Leaving out the pictures, please retype each record exactly.

-- Begin --

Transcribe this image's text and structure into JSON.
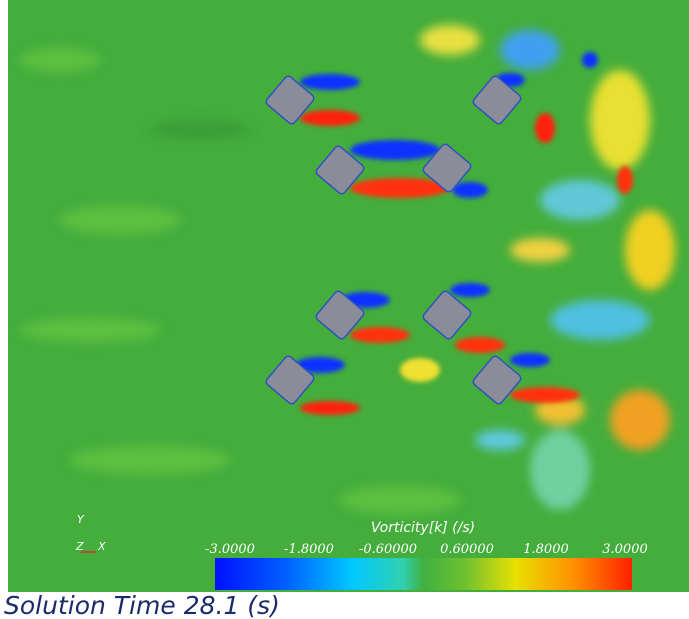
{
  "axes_triad": {
    "y": "Y",
    "z": "Z",
    "x": "X"
  },
  "colorbar": {
    "title": "Vorticity[k] (/s)",
    "range": [
      -3,
      3
    ],
    "ticks": [
      {
        "value": -3,
        "label": "-3.0000"
      },
      {
        "value": -1.8,
        "label": "-1.8000"
      },
      {
        "value": -0.6,
        "label": "-0.60000"
      },
      {
        "value": 0.6,
        "label": "0.60000"
      },
      {
        "value": 1.8,
        "label": "1.8000"
      },
      {
        "value": 3,
        "label": "3.0000"
      }
    ]
  },
  "solution_time": "Solution Time 28.1 (s)"
}
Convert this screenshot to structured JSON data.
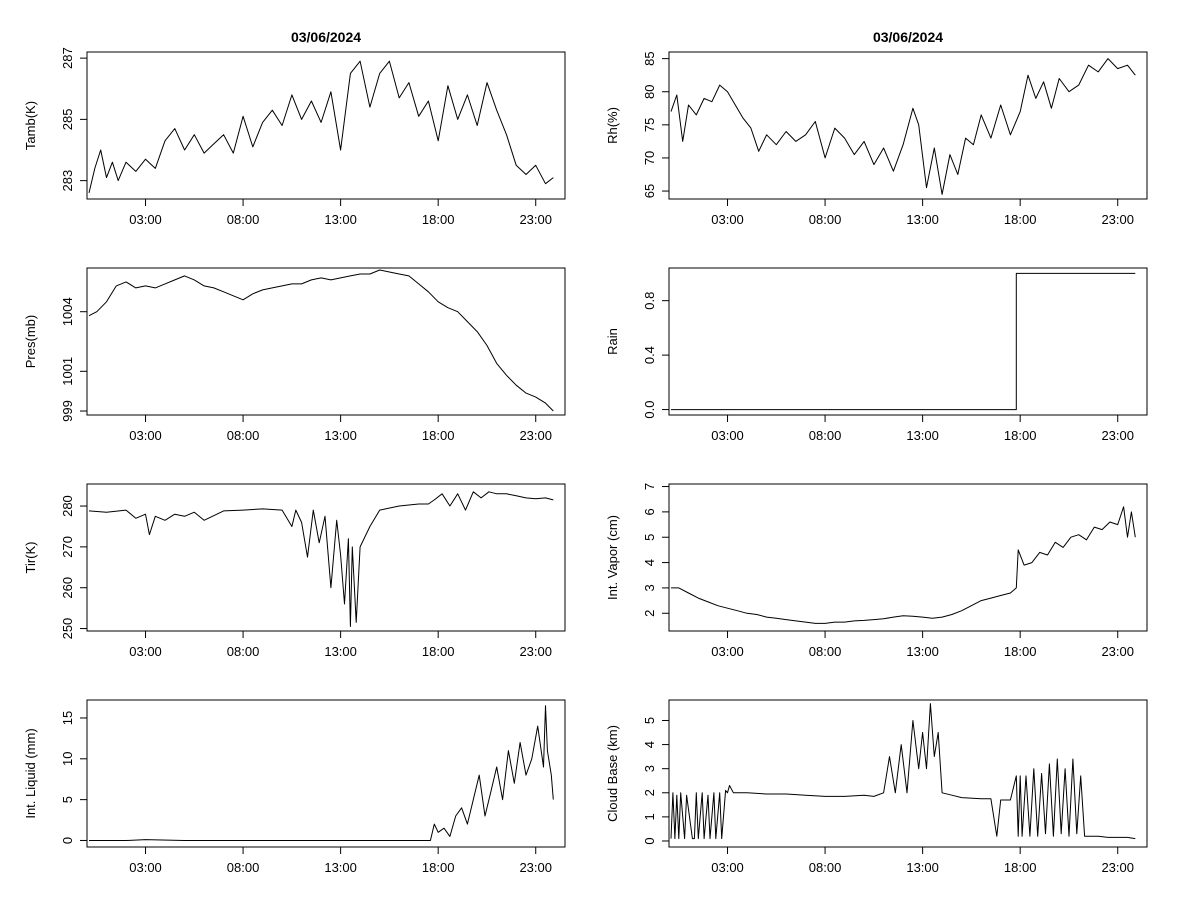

-- End --

■ **Expected answer**
Transcribe this image's text and structure into JSON.
{
  "axes_triad": {
    "y": "Y",
    "z": "Z",
    "x": "X"
  },
  "colorbar": {
    "title": "Vorticity[k] (/s)",
    "range": [
      -3,
      3
    ],
    "ticks": [
      {
        "value": -3,
        "label": "-3.0000"
      },
      {
        "value": -1.8,
        "label": "-1.8000"
      },
      {
        "value": -0.6,
        "label": "-0.60000"
      },
      {
        "value": 0.6,
        "label": "0.60000"
      },
      {
        "value": 1.8,
        "label": "1.8000"
      },
      {
        "value": 3,
        "label": "3.0000"
      }
    ]
  },
  "solution_time": "Solution Time 28.1 (s)"
}
Convert this screenshot to structured JSON data.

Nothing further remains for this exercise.